INSTRUCTION:
Format each line of every entry below as a JSON list of strings, one string per line, leaving out blank lines.

DATA SECTION:

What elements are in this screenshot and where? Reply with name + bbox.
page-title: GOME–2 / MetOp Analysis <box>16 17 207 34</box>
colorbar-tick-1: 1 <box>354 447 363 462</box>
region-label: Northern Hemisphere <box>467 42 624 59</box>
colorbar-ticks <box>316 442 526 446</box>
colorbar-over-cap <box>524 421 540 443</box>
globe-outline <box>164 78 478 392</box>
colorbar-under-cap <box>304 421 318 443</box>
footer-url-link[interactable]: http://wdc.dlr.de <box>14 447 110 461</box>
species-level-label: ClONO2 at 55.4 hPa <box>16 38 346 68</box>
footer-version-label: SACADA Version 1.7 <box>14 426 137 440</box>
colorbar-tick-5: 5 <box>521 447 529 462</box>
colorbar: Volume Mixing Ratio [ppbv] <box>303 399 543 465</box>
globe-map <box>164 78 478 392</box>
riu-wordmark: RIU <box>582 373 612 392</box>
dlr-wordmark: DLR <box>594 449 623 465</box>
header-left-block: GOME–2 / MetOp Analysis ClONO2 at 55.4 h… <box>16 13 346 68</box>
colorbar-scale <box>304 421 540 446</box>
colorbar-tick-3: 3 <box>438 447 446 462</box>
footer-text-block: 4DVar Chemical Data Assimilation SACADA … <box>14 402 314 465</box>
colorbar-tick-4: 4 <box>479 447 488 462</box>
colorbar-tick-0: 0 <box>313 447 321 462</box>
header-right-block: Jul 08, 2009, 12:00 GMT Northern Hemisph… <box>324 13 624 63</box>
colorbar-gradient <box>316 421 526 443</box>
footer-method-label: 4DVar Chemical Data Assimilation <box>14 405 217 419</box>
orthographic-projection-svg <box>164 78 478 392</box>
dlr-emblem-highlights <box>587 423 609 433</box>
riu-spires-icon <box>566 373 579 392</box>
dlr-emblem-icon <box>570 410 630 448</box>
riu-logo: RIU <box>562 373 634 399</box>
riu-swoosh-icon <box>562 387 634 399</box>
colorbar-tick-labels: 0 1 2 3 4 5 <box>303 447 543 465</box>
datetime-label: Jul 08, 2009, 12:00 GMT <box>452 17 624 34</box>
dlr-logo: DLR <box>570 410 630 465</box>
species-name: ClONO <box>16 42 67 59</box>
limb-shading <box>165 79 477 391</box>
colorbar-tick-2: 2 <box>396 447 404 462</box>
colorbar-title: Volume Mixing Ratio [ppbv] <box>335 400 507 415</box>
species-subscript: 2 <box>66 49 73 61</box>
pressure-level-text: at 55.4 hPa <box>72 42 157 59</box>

RESPONSE TO THIS EXERCISE:
[
  "What elements are in this screenshot and where? Reply with name + bbox.",
  "page-title: GOME–2 / MetOp Analysis <box>16 17 207 34</box>",
  "colorbar-tick-1: 1 <box>354 447 363 462</box>",
  "region-label: Northern Hemisphere <box>467 42 624 59</box>",
  "colorbar-ticks <box>316 442 526 446</box>",
  "colorbar-over-cap <box>524 421 540 443</box>",
  "globe-outline <box>164 78 478 392</box>",
  "colorbar-under-cap <box>304 421 318 443</box>",
  "footer-url-link[interactable]: http://wdc.dlr.de <box>14 447 110 461</box>",
  "species-level-label: ClONO2 at 55.4 hPa <box>16 38 346 68</box>",
  "footer-version-label: SACADA Version 1.7 <box>14 426 137 440</box>",
  "colorbar-tick-5: 5 <box>521 447 529 462</box>",
  "colorbar: Volume Mixing Ratio [ppbv] <box>303 399 543 465</box>",
  "globe-map <box>164 78 478 392</box>",
  "riu-wordmark: RIU <box>582 373 612 392</box>",
  "dlr-wordmark: DLR <box>594 449 623 465</box>",
  "header-left-block: GOME–2 / MetOp Analysis ClONO2 at 55.4 h… <box>16 13 346 68</box>",
  "colorbar-scale <box>304 421 540 446</box>",
  "colorbar-tick-3: 3 <box>438 447 446 462</box>",
  "footer-text-block: 4DVar Chemical Data Assimilation SACADA … <box>14 402 314 465</box>",
  "colorbar-tick-4: 4 <box>479 447 488 462</box>",
  "colorbar-tick-0: 0 <box>313 447 321 462</box>",
  "header-right-block: Jul 08, 2009, 12:00 GMT Northern Hemisph… <box>324 13 624 63</box>",
  "colorbar-gradient <box>316 421 526 443</box>",
  "footer-method-label: 4DVar Chemical Data Assimilation <box>14 405 217 419</box>",
  "orthographic-projection-svg <box>164 78 478 392</box>",
  "dlr-emblem-highlights <box>587 423 609 433</box>",
  "riu-spires-icon <box>566 373 579 392</box>",
  "dlr-emblem-icon <box>570 410 630 448</box>",
  "riu-logo: RIU <box>562 373 634 399</box>",
  "riu-swoosh-icon <box>562 387 634 399</box>",
  "colorbar-tick-labels: 0 1 2 3 4 5 <box>303 447 543 465</box>",
  "datetime-label: Jul 08, 2009, 12:00 GMT <box>452 17 624 34</box>",
  "dlr-logo: DLR <box>570 410 630 465</box>",
  "species-name: ClONO <box>16 42 67 59</box>",
  "limb-shading <box>165 79 477 391</box>",
  "colorbar-tick-2: 2 <box>396 447 404 462</box>",
  "colorbar-title: Volume Mixing Ratio [ppbv] <box>335 400 507 415</box>",
  "species-subscript: 2 <box>66 49 73 61</box>",
  "pressure-level-text: at 55.4 hPa <box>72 42 157 59</box>"
]